TASK TO CARRY OUT
Give the data back exactly. Leave out any images.
------------------------------
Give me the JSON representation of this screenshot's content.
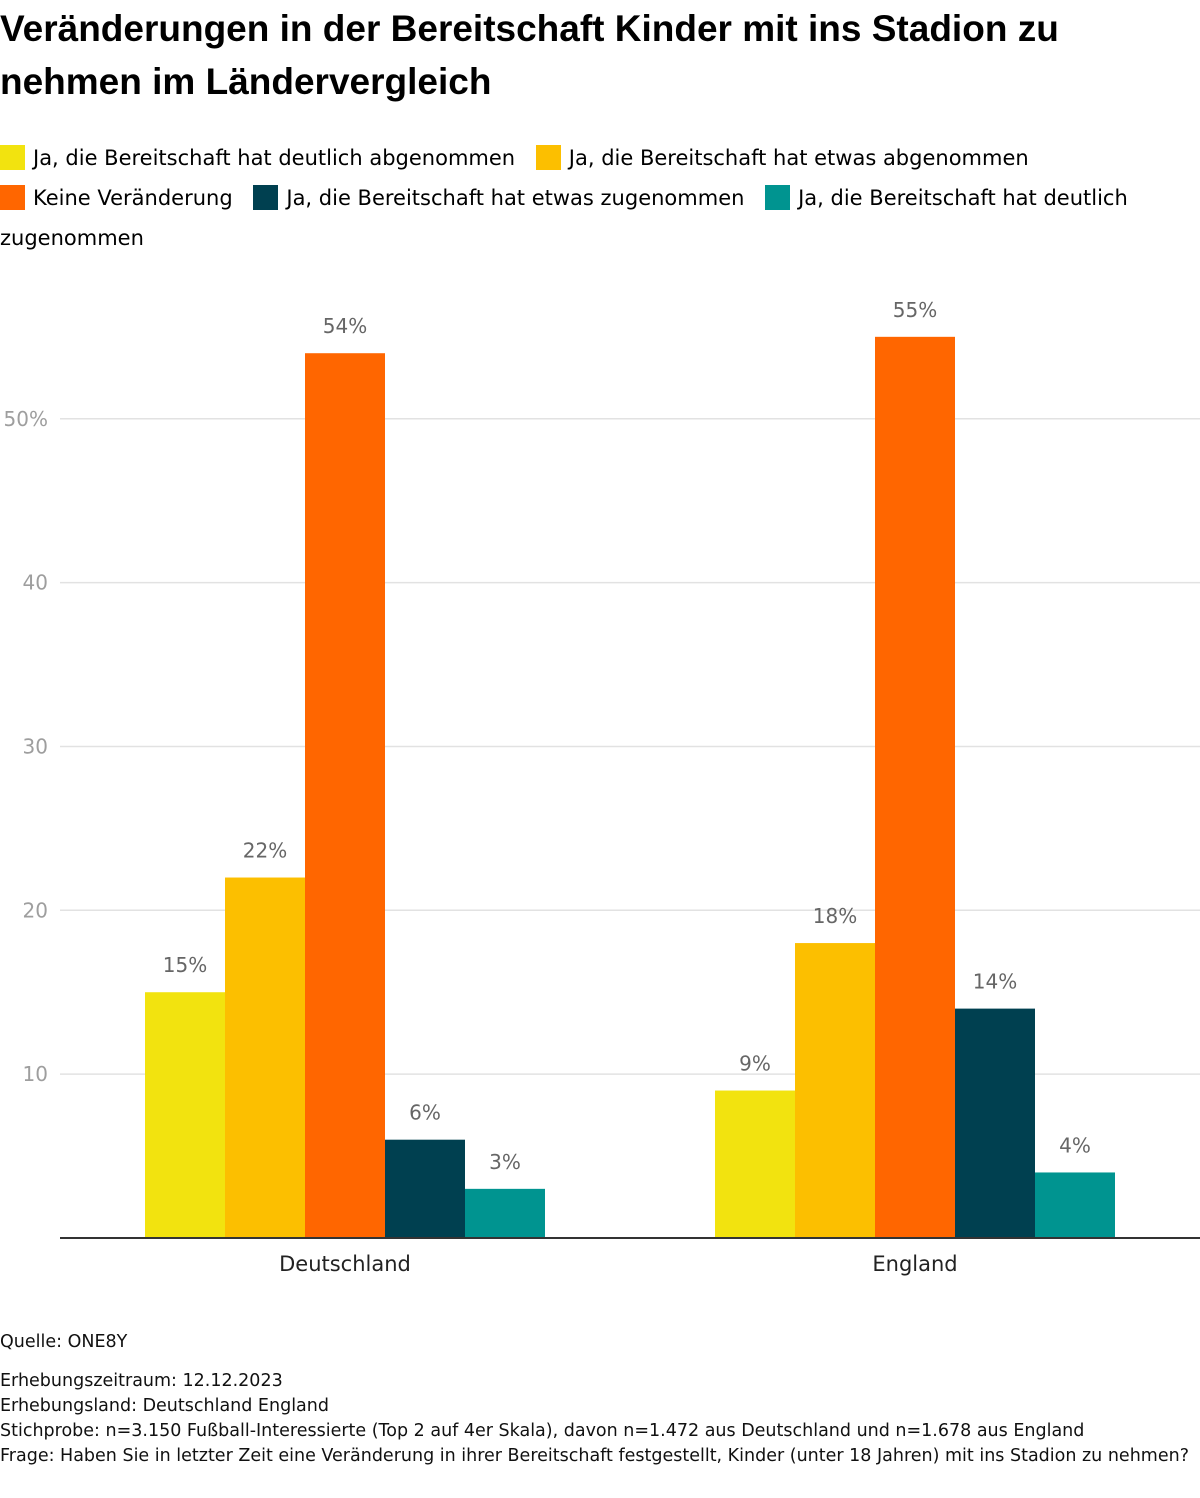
{
  "title": "Veränderungen in der Bereitschaft Kinder mit ins Stadion zu nehmen im Ländervergleich",
  "chart_data": {
    "type": "bar",
    "title": "Veränderungen in der Bereitschaft Kinder mit ins Stadion zu nehmen im Ländervergleich",
    "xlabel": "",
    "ylabel": "",
    "ylim": [
      0,
      55
    ],
    "yticks": [
      10,
      20,
      30,
      40,
      50
    ],
    "ytick_labels": [
      "10",
      "20",
      "30",
      "40",
      "50%"
    ],
    "grid": true,
    "legend_position": "top",
    "categories": [
      "Deutschland",
      "England"
    ],
    "series": [
      {
        "name": "Ja, die Bereitschaft hat deutlich abgenommen",
        "color": "#f2e30f",
        "values": [
          15,
          9
        ],
        "labels": [
          "15%",
          "9%"
        ]
      },
      {
        "name": "Ja, die Bereitschaft hat etwas abgenommen",
        "color": "#fcbf00",
        "values": [
          22,
          18
        ],
        "labels": [
          "22%",
          "18%"
        ]
      },
      {
        "name": "Keine Veränderung",
        "color": "#ff6600",
        "values": [
          54,
          55
        ],
        "labels": [
          "54%",
          "55%"
        ]
      },
      {
        "name": "Ja, die Bereitschaft hat etwas zugenommen",
        "color": "#004050",
        "values": [
          6,
          14
        ],
        "labels": [
          "6%",
          "14%"
        ]
      },
      {
        "name": "Ja, die Bereitschaft hat deutlich zugenommen",
        "color": "#009490",
        "values": [
          3,
          4
        ],
        "labels": [
          "3%",
          "4%"
        ]
      }
    ]
  },
  "footer": {
    "source": "Quelle: ONE8Y",
    "period": "Erhebungszeitraum: 12.12.2023",
    "country": "Erhebungsland: Deutschland England",
    "sample": "Stichprobe: n=3.150 Fußball-Interessierte (Top 2 auf 4er Skala), davon n=1.472 aus Deutschland und n=1.678 aus England",
    "question": "Frage: Haben Sie in letzter Zeit eine Veränderung in ihrer Bereitschaft festgestellt, Kinder (unter 18 Jahren) mit ins Stadion zu nehmen?"
  }
}
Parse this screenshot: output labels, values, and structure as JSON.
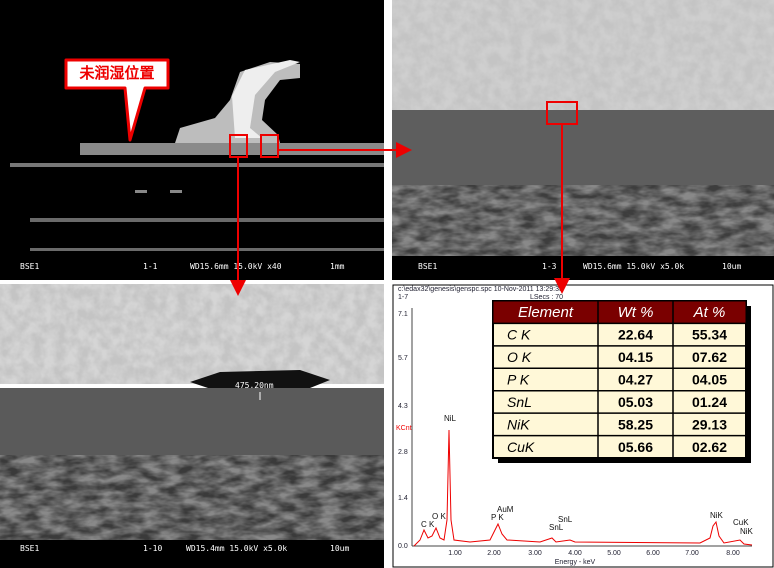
{
  "panels": [
    {
      "footer": [
        "BSE1",
        "1-1",
        "WD15.6mm 15.0kV x40",
        "1mm"
      ],
      "callout": "未润湿位置"
    },
    {
      "footer": [
        "BSE1",
        "1-3",
        "WD15.6mm 15.0kV x5.0k",
        "10um"
      ]
    },
    {
      "footer": [
        "BSE1",
        "1-10",
        "WD15.4mm 15.0kV x5.0k",
        "10um"
      ],
      "measurement": "475.20nm"
    }
  ],
  "spectrum": {
    "header": [
      "c:\\edax32\\genesis\\genspc.spc 10-Nov-2011 13:29:33",
      "1-7",
      "LSecs : 70"
    ],
    "y_label": "KCnt",
    "y_ticks": [
      "7.1",
      "5.7",
      "4.3",
      "2.8",
      "1.4",
      "0.0"
    ],
    "x_ticks": [
      "1.00",
      "2.00",
      "3.00",
      "4.00",
      "5.00",
      "6.00",
      "7.00",
      "8.00"
    ],
    "x_label": "Energy - keV",
    "peaks": [
      "C K",
      "O K",
      "NiL",
      "P K",
      "AuM",
      "SnL",
      "SnL",
      "NiK",
      "CuK",
      "NiK"
    ]
  },
  "table": {
    "header": [
      "Element",
      "Wt %",
      "At %"
    ],
    "rows": [
      [
        "C K",
        "22.64",
        "55.34"
      ],
      [
        "O K",
        "04.15",
        "07.62"
      ],
      [
        "P K",
        "04.27",
        "04.05"
      ],
      [
        "SnL",
        "05.03",
        "01.24"
      ],
      [
        "NiK",
        "58.25",
        "29.13"
      ],
      [
        "CuK",
        "05.66",
        "02.62"
      ]
    ]
  }
}
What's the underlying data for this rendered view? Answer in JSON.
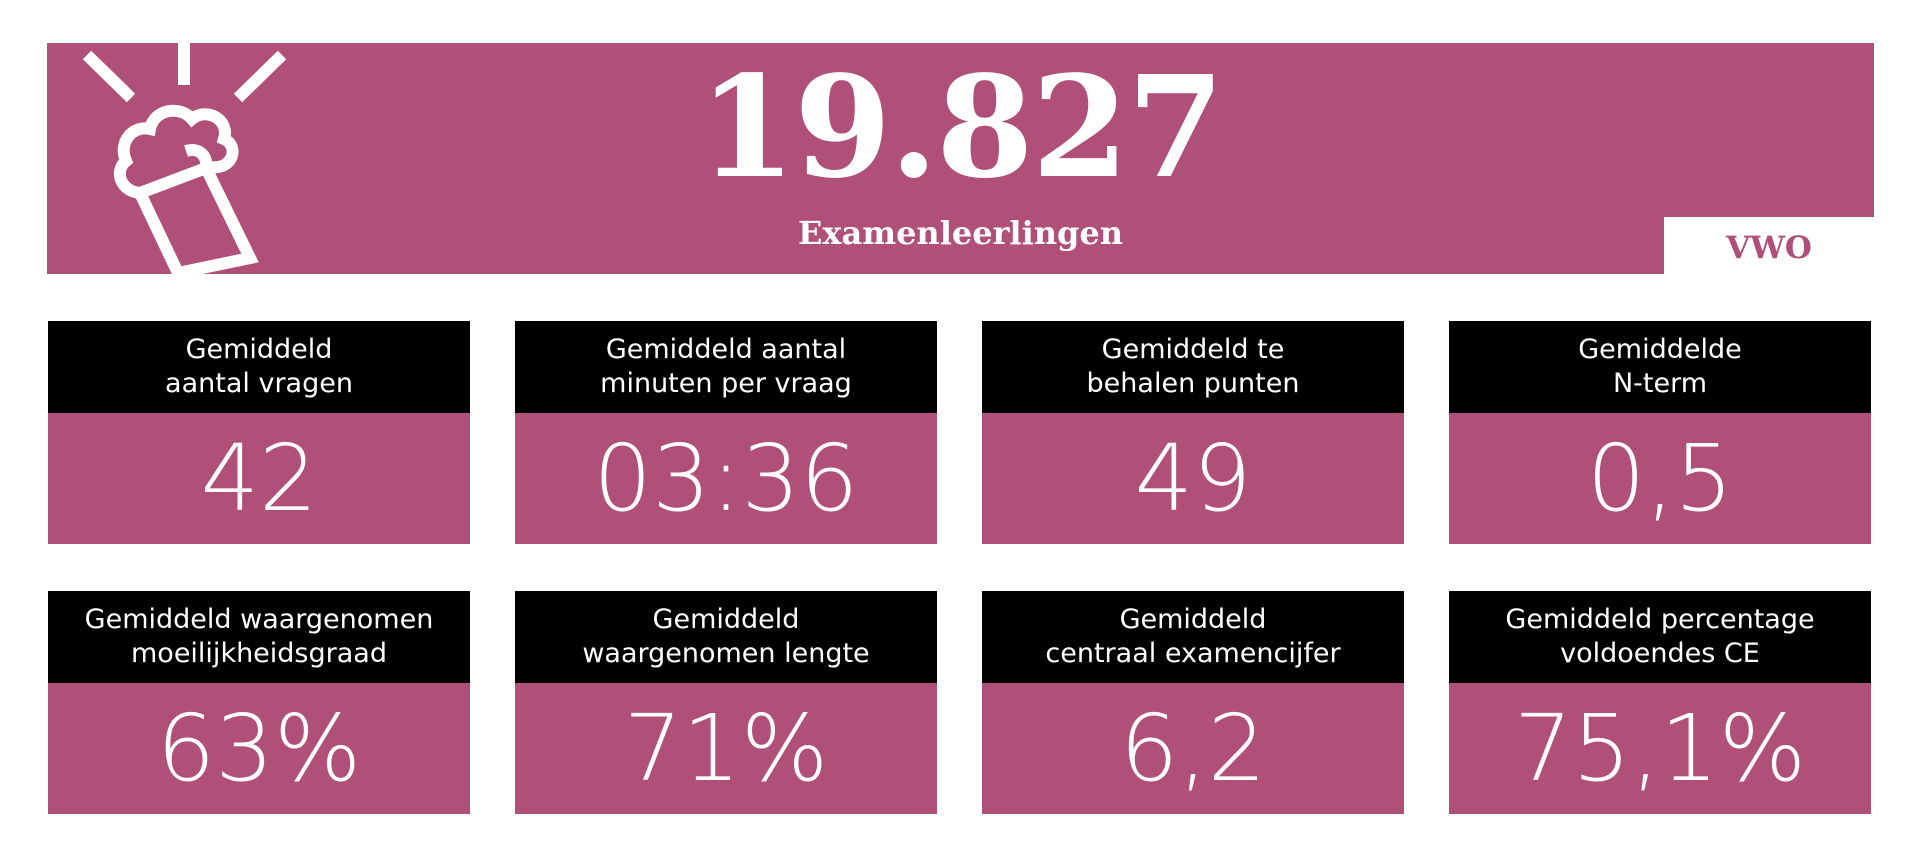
------------------------------
ANSWER SECTION
Give me the JSON representation of this screenshot's content.
{
  "title": "Veränderungen in der Bereitschaft Kinder mit ins Stadion zu nehmen im Ländervergleich",
  "chart_data": {
    "type": "bar",
    "title": "Veränderungen in der Bereitschaft Kinder mit ins Stadion zu nehmen im Ländervergleich",
    "xlabel": "",
    "ylabel": "",
    "ylim": [
      0,
      55
    ],
    "yticks": [
      10,
      20,
      30,
      40,
      50
    ],
    "ytick_labels": [
      "10",
      "20",
      "30",
      "40",
      "50%"
    ],
    "grid": true,
    "legend_position": "top",
    "categories": [
      "Deutschland",
      "England"
    ],
    "series": [
      {
        "name": "Ja, die Bereitschaft hat deutlich abgenommen",
        "color": "#f2e30f",
        "values": [
          15,
          9
        ],
        "labels": [
          "15%",
          "9%"
        ]
      },
      {
        "name": "Ja, die Bereitschaft hat etwas abgenommen",
        "color": "#fcbf00",
        "values": [
          22,
          18
        ],
        "labels": [
          "22%",
          "18%"
        ]
      },
      {
        "name": "Keine Veränderung",
        "color": "#ff6600",
        "values": [
          54,
          55
        ],
        "labels": [
          "54%",
          "55%"
        ]
      },
      {
        "name": "Ja, die Bereitschaft hat etwas zugenommen",
        "color": "#004050",
        "values": [
          6,
          14
        ],
        "labels": [
          "6%",
          "14%"
        ]
      },
      {
        "name": "Ja, die Bereitschaft hat deutlich zugenommen",
        "color": "#009490",
        "values": [
          3,
          4
        ],
        "labels": [
          "3%",
          "4%"
        ]
      }
    ]
  },
  "footer": {
    "source": "Quelle: ONE8Y",
    "period": "Erhebungszeitraum: 12.12.2023",
    "country": "Erhebungsland: Deutschland England",
    "sample": "Stichprobe: n=3.150 Fußball-Interessierte (Top 2 auf 4er Skala), davon n=1.472 aus Deutschland und n=1.678 aus England",
    "question": "Frage: Haben Sie in letzter Zeit eine Veränderung in ihrer Bereitschaft festgestellt, Kinder (unter 18 Jahren) mit ins Stadion zu nehmen?"
  }
}
Parse this screenshot: output labels, values, and structure as JSON.
{
  "panels": [
    {
      "footer": [
        "BSE1",
        "1-1",
        "WD15.6mm 15.0kV x40",
        "1mm"
      ],
      "callout": "未润湿位置"
    },
    {
      "footer": [
        "BSE1",
        "1-3",
        "WD15.6mm 15.0kV x5.0k",
        "10um"
      ]
    },
    {
      "footer": [
        "BSE1",
        "1-10",
        "WD15.4mm 15.0kV x5.0k",
        "10um"
      ],
      "measurement": "475.20nm"
    }
  ],
  "spectrum": {
    "header": [
      "c:\\edax32\\genesis\\genspc.spc 10-Nov-2011 13:29:33",
      "1-7",
      "LSecs : 70"
    ],
    "y_label": "KCnt",
    "y_ticks": [
      "7.1",
      "5.7",
      "4.3",
      "2.8",
      "1.4",
      "0.0"
    ],
    "x_ticks": [
      "1.00",
      "2.00",
      "3.00",
      "4.00",
      "5.00",
      "6.00",
      "7.00",
      "8.00"
    ],
    "x_label": "Energy - keV",
    "peaks": [
      "C K",
      "O K",
      "NiL",
      "P K",
      "AuM",
      "SnL",
      "SnL",
      "NiK",
      "CuK",
      "NiK"
    ]
  },
  "table": {
    "header": [
      "Element",
      "Wt %",
      "At %"
    ],
    "rows": [
      [
        "C K",
        "22.64",
        "55.34"
      ],
      [
        "O K",
        "04.15",
        "07.62"
      ],
      [
        "P K",
        "04.27",
        "04.05"
      ],
      [
        "SnL",
        "05.03",
        "01.24"
      ],
      [
        "NiK",
        "58.25",
        "29.13"
      ],
      [
        "CuK",
        "05.66",
        "02.62"
      ]
    ]
  }
}
What's the underlying data for this rendered view? Answer in JSON.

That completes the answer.